## START
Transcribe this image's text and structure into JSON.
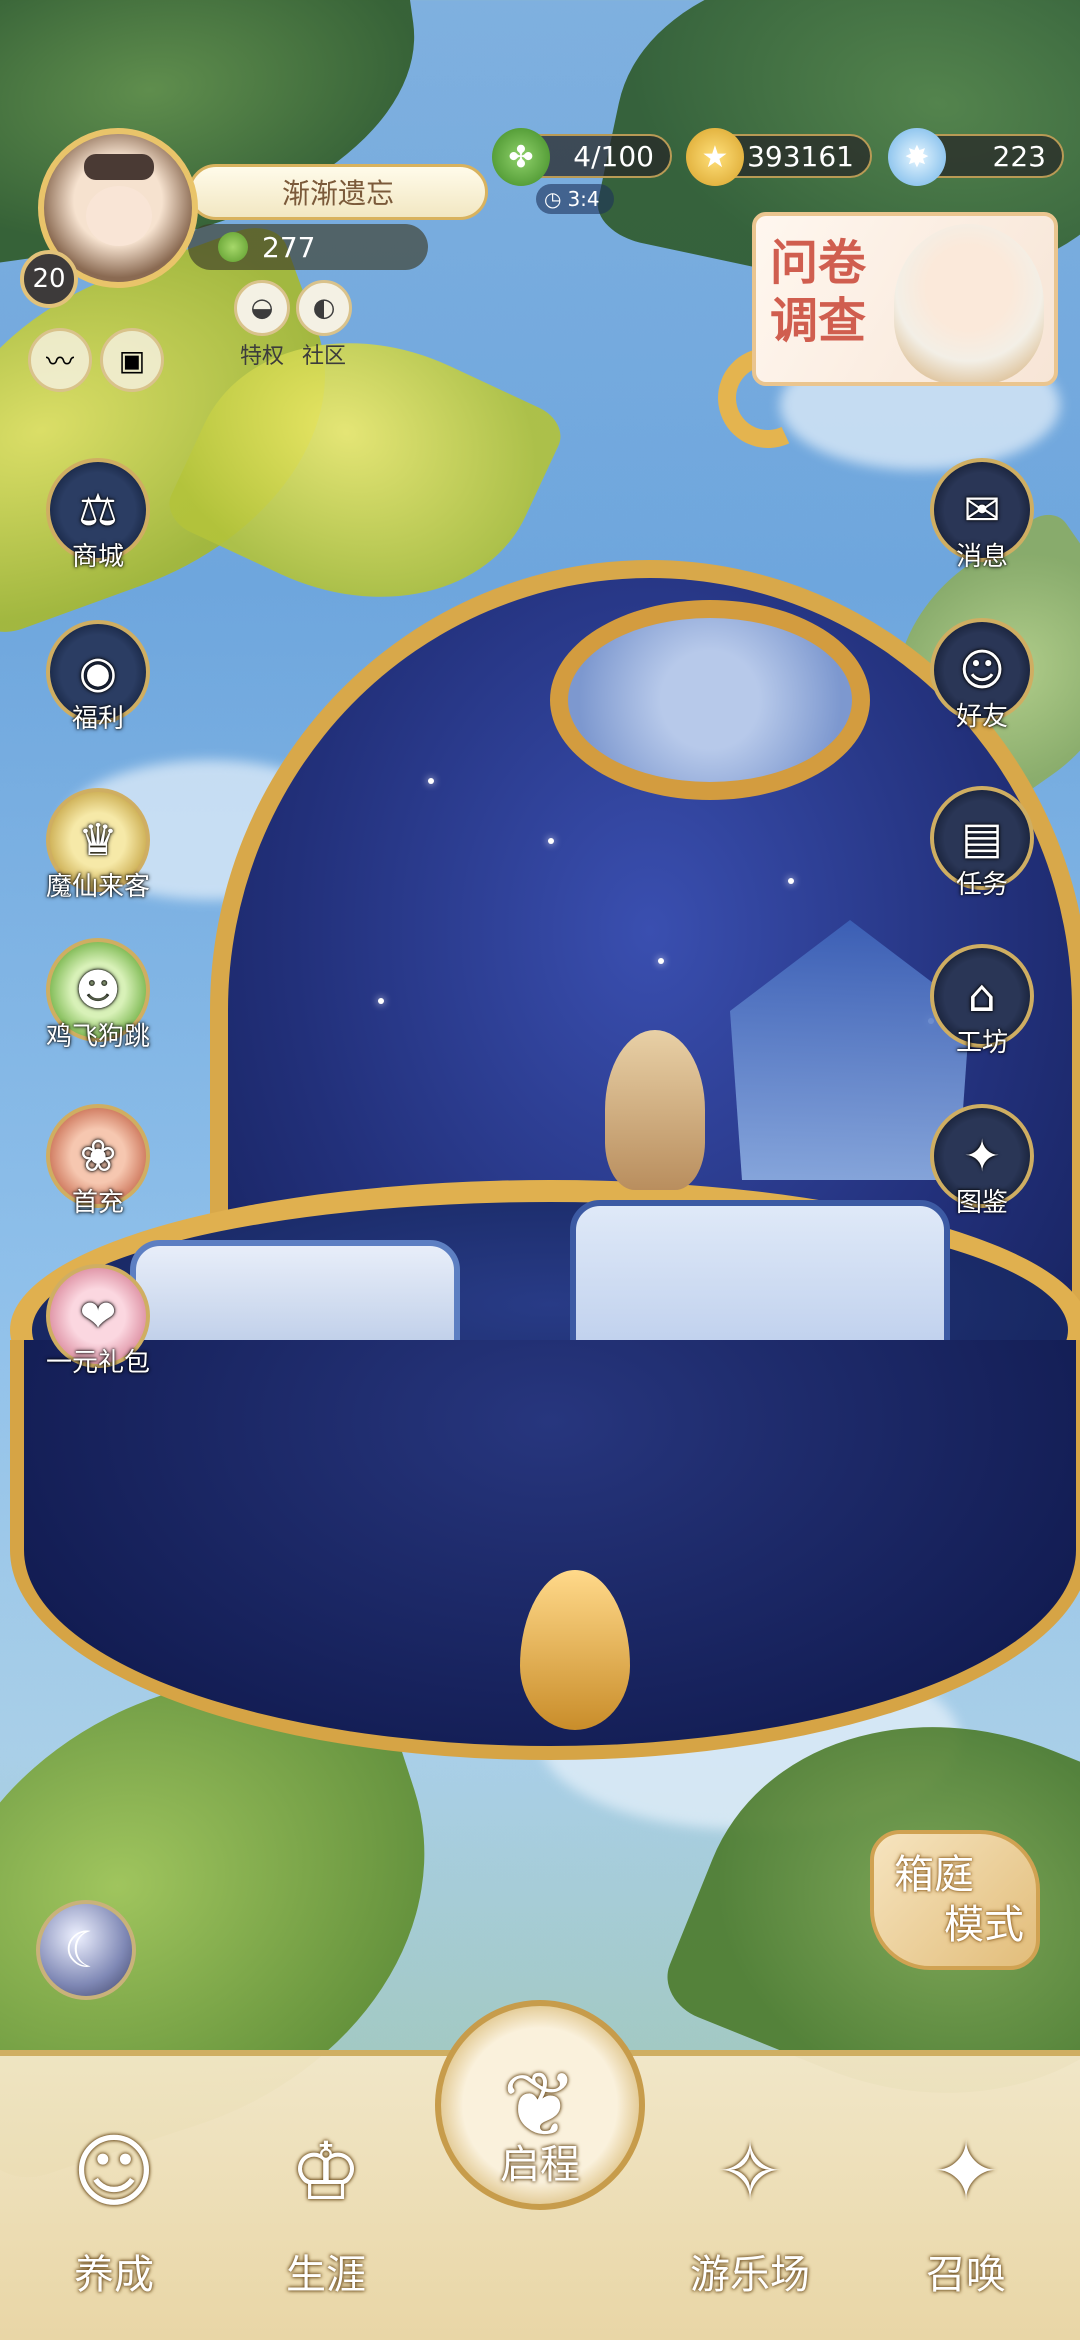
{
  "profile": {
    "name": "渐渐遗忘",
    "level": "20",
    "clovers": "277"
  },
  "perks": [
    {
      "label": "特权",
      "icon": "penguin-icon"
    },
    {
      "label": "社区",
      "icon": "mask-icon"
    }
  ],
  "resources": {
    "stamina": "4/100",
    "stamina_timer": "3:4",
    "gold": "393161",
    "diamonds": "223"
  },
  "survey": {
    "line1": "问卷",
    "line2": "调查"
  },
  "left_menu": [
    {
      "label": "商城",
      "icon": "scales-icon"
    },
    {
      "label": "福利",
      "icon": "globe-gift-icon"
    },
    {
      "label": "魔仙来客",
      "icon": "crown-badge-icon"
    },
    {
      "label": "鸡飞狗跳",
      "icon": "green-pet-icon"
    },
    {
      "label": "首充",
      "icon": "purse-icon"
    },
    {
      "label": "一元礼包",
      "icon": "gift-box-icon"
    }
  ],
  "right_menu": [
    {
      "label": "消息",
      "icon": "envelope-icon"
    },
    {
      "label": "好友",
      "icon": "friends-icon"
    },
    {
      "label": "任务",
      "icon": "clipboard-icon"
    },
    {
      "label": "工坊",
      "icon": "workshop-icon"
    },
    {
      "label": "图鉴",
      "icon": "album-icon"
    }
  ],
  "mode_badge": {
    "line1": "箱庭",
    "line2": "模式"
  },
  "bottom_nav": [
    {
      "label": "养成",
      "icon": "girl-portrait-icon"
    },
    {
      "label": "生涯",
      "icon": "crown-icon"
    },
    {
      "label": "启程",
      "icon": "open-book-icon"
    },
    {
      "label": "游乐场",
      "icon": "star-emblem-icon"
    },
    {
      "label": "召唤",
      "icon": "card-star-icon"
    }
  ],
  "colors": {
    "gold_trim": "#d8a84a",
    "globe_blue": "#22307a",
    "survey_red": "#d05e4f"
  }
}
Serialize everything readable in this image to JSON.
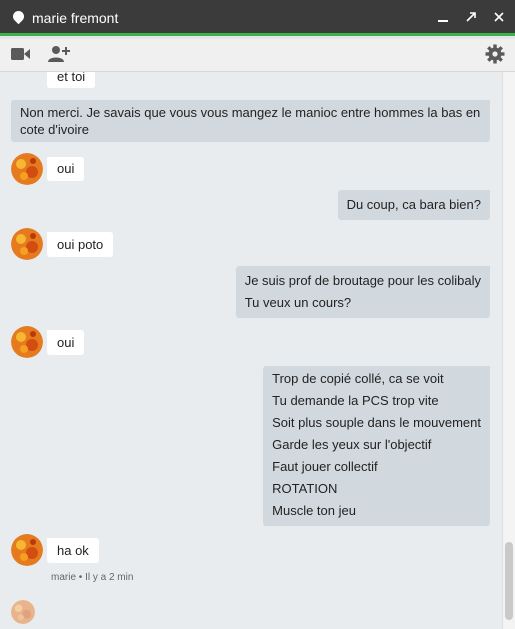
{
  "window": {
    "title": "marie fremont",
    "minimize_icon": "minimize-icon",
    "popout_icon": "popout-icon",
    "close_icon": "close-icon"
  },
  "toolbar": {
    "video_icon": "video-call-icon",
    "add_person_icon": "add-person-icon",
    "settings_icon": "gear-icon"
  },
  "messages": [
    {
      "from": "them",
      "lines": [
        "et toi"
      ]
    },
    {
      "from": "me",
      "lines": [
        "Non merci. Je savais que vous vous mangez le manioc entre hommes la bas en cote d'ivoire"
      ]
    },
    {
      "from": "them",
      "lines": [
        "oui"
      ]
    },
    {
      "from": "me",
      "lines": [
        "Du coup, ca bara bien?"
      ]
    },
    {
      "from": "them",
      "lines": [
        "oui poto"
      ]
    },
    {
      "from": "me",
      "lines": [
        "Je suis prof de broutage pour les colibaly",
        "Tu veux un cours?"
      ]
    },
    {
      "from": "them",
      "lines": [
        "oui"
      ]
    },
    {
      "from": "me",
      "lines": [
        "Trop de copié collé, ca se voit",
        "Tu demande la PCS trop vite",
        "Soit plus souple dans le mouvement",
        "Garde les yeux sur l'objectif",
        "Faut jouer collectif",
        "ROTATION",
        "Muscle ton jeu"
      ]
    },
    {
      "from": "them",
      "lines": [
        "ha ok"
      ]
    }
  ],
  "last_meta": "marie • Il y a 2 min",
  "colors": {
    "titlebar": "#3b3b3b",
    "accent": "#3bb34a",
    "outgoing_bubble": "#d2d9de",
    "incoming_bubble": "#ffffff",
    "chat_bg": "#e9ecee"
  }
}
## END
▶ _Exercise details_: Make a copy of each line that contains the string "gift".

▶ _Solution for this task_:
      "icon": "globe-gift-icon"
      "icon": "gift-box-icon"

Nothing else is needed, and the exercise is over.